WRITTEN INSTRUCTION: Every entry below must appear again, exactly as written.

◇ ◇ ◇ ◇

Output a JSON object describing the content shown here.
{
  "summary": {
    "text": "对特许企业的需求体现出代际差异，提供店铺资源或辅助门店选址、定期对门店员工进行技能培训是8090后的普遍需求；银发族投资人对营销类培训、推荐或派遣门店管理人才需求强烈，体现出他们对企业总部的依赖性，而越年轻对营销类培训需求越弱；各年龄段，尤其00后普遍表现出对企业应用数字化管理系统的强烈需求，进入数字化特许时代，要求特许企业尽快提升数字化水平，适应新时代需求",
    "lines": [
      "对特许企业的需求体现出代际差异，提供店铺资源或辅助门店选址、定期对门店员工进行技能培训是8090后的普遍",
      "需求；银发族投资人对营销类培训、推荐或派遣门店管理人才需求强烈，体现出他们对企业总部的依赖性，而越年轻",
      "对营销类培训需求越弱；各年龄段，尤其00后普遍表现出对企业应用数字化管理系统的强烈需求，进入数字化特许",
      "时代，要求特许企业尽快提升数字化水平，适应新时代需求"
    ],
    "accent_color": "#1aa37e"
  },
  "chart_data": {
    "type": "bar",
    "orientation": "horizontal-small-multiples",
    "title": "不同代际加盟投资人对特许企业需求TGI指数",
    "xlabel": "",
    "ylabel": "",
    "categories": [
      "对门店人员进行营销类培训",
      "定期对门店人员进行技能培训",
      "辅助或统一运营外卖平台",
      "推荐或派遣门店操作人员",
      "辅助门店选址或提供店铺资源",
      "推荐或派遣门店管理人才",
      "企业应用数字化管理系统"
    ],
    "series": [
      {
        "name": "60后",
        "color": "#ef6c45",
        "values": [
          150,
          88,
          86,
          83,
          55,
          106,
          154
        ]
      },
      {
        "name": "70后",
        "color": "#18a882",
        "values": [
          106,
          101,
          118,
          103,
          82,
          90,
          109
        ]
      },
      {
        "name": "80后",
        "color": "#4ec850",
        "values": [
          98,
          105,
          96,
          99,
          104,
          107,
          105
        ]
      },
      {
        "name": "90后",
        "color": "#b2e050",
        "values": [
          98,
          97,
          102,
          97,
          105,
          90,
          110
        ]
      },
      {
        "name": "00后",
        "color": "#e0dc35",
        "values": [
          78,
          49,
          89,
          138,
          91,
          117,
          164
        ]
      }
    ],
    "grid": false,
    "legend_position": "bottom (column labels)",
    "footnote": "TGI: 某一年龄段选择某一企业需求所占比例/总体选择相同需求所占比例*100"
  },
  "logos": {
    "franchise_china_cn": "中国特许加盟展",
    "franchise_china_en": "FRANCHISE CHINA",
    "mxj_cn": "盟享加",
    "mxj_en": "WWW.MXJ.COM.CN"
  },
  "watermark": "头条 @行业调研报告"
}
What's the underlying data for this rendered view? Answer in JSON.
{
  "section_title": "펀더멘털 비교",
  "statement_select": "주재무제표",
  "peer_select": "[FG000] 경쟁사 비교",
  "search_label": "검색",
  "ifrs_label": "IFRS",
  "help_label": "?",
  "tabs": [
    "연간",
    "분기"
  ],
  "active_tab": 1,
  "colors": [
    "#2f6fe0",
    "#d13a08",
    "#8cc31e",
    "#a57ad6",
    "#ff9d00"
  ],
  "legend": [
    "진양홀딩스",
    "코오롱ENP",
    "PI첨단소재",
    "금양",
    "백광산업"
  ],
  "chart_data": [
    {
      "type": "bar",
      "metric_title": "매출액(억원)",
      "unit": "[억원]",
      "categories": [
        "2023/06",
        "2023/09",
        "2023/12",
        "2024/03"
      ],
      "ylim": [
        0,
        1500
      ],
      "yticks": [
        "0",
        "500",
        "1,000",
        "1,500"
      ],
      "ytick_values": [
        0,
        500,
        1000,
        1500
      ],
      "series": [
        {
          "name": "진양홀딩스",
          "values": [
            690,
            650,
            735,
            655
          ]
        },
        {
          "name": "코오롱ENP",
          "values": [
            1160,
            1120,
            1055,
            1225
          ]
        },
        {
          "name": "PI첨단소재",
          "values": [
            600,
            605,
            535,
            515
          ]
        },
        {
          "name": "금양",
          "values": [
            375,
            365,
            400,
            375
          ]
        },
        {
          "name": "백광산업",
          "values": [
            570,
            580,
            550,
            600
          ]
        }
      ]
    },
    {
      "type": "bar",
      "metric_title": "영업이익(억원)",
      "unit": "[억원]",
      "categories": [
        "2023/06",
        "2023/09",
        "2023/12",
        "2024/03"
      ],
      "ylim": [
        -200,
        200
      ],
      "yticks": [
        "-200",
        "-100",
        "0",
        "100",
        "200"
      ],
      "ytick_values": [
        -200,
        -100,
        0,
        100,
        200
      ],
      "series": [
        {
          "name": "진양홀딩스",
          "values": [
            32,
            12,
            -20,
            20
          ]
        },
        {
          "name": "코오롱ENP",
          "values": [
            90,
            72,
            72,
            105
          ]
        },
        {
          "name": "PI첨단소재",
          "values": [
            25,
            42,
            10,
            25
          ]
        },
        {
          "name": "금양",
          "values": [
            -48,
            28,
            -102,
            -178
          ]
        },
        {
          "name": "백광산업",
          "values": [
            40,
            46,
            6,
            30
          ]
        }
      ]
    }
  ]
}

◇ ◇ ◇ ◇

FULL RESPONSE:
Output a JSON object describing the content shown here.
{
  "summary": {
    "text": "对特许企业的需求体现出代际差异，提供店铺资源或辅助门店选址、定期对门店员工进行技能培训是8090后的普遍需求；银发族投资人对营销类培训、推荐或派遣门店管理人才需求强烈，体现出他们对企业总部的依赖性，而越年轻对营销类培训需求越弱；各年龄段，尤其00后普遍表现出对企业应用数字化管理系统的强烈需求，进入数字化特许时代，要求特许企业尽快提升数字化水平，适应新时代需求",
    "lines": [
      "对特许企业的需求体现出代际差异，提供店铺资源或辅助门店选址、定期对门店员工进行技能培训是8090后的普遍",
      "需求；银发族投资人对营销类培训、推荐或派遣门店管理人才需求强烈，体现出他们对企业总部的依赖性，而越年轻",
      "对营销类培训需求越弱；各年龄段，尤其00后普遍表现出对企业应用数字化管理系统的强烈需求，进入数字化特许",
      "时代，要求特许企业尽快提升数字化水平，适应新时代需求"
    ],
    "accent_color": "#1aa37e"
  },
  "chart_data": {
    "type": "bar",
    "orientation": "horizontal-small-multiples",
    "title": "不同代际加盟投资人对特许企业需求TGI指数",
    "xlabel": "",
    "ylabel": "",
    "categories": [
      "对门店人员进行营销类培训",
      "定期对门店人员进行技能培训",
      "辅助或统一运营外卖平台",
      "推荐或派遣门店操作人员",
      "辅助门店选址或提供店铺资源",
      "推荐或派遣门店管理人才",
      "企业应用数字化管理系统"
    ],
    "series": [
      {
        "name": "60后",
        "color": "#ef6c45",
        "values": [
          150,
          88,
          86,
          83,
          55,
          106,
          154
        ]
      },
      {
        "name": "70后",
        "color": "#18a882",
        "values": [
          106,
          101,
          118,
          103,
          82,
          90,
          109
        ]
      },
      {
        "name": "80后",
        "color": "#4ec850",
        "values": [
          98,
          105,
          96,
          99,
          104,
          107,
          105
        ]
      },
      {
        "name": "90后",
        "color": "#b2e050",
        "values": [
          98,
          97,
          102,
          97,
          105,
          90,
          110
        ]
      },
      {
        "name": "00后",
        "color": "#e0dc35",
        "values": [
          78,
          49,
          89,
          138,
          91,
          117,
          164
        ]
      }
    ],
    "grid": false,
    "legend_position": "bottom (column labels)",
    "footnote": "TGI: 某一年龄段选择某一企业需求所占比例/总体选择相同需求所占比例*100"
  },
  "logos": {
    "franchise_china_cn": "中国特许加盟展",
    "franchise_china_en": "FRANCHISE CHINA",
    "mxj_cn": "盟享加",
    "mxj_en": "WWW.MXJ.COM.CN"
  },
  "watermark": "头条 @行业调研报告"
}
What's the underlying data for this rendered view? Answer in JSON.
{
  "section_title": "펀더멘털 비교",
  "statement_select": "주재무제표",
  "peer_select": "[FG000] 경쟁사 비교",
  "search_label": "검색",
  "ifrs_label": "IFRS",
  "help_label": "?",
  "tabs": [
    "연간",
    "분기"
  ],
  "active_tab": 1,
  "colors": [
    "#2f6fe0",
    "#d13a08",
    "#8cc31e",
    "#a57ad6",
    "#ff9d00"
  ],
  "legend": [
    "진양홀딩스",
    "코오롱ENP",
    "PI첨단소재",
    "금양",
    "백광산업"
  ],
  "chart_data": [
    {
      "type": "bar",
      "metric_title": "매출액(억원)",
      "unit": "[억원]",
      "categories": [
        "2023/06",
        "2023/09",
        "2023/12",
        "2024/03"
      ],
      "ylim": [
        0,
        1500
      ],
      "yticks": [
        "0",
        "500",
        "1,000",
        "1,500"
      ],
      "ytick_values": [
        0,
        500,
        1000,
        1500
      ],
      "series": [
        {
          "name": "진양홀딩스",
          "values": [
            690,
            650,
            735,
            655
          ]
        },
        {
          "name": "코오롱ENP",
          "values": [
            1160,
            1120,
            1055,
            1225
          ]
        },
        {
          "name": "PI첨단소재",
          "values": [
            600,
            605,
            535,
            515
          ]
        },
        {
          "name": "금양",
          "values": [
            375,
            365,
            400,
            375
          ]
        },
        {
          "name": "백광산업",
          "values": [
            570,
            580,
            550,
            600
          ]
        }
      ]
    },
    {
      "type": "bar",
      "metric_title": "영업이익(억원)",
      "unit": "[억원]",
      "categories": [
        "2023/06",
        "2023/09",
        "2023/12",
        "2024/03"
      ],
      "ylim": [
        -200,
        200
      ],
      "yticks": [
        "-200",
        "-100",
        "0",
        "100",
        "200"
      ],
      "ytick_values": [
        -200,
        -100,
        0,
        100,
        200
      ],
      "series": [
        {
          "name": "진양홀딩스",
          "values": [
            32,
            12,
            -20,
            20
          ]
        },
        {
          "name": "코오롱ENP",
          "values": [
            90,
            72,
            72,
            105
          ]
        },
        {
          "name": "PI첨단소재",
          "values": [
            25,
            42,
            10,
            25
          ]
        },
        {
          "name": "금양",
          "values": [
            -48,
            28,
            -102,
            -178
          ]
        },
        {
          "name": "백광산업",
          "values": [
            40,
            46,
            6,
            30
          ]
        }
      ]
    }
  ]
}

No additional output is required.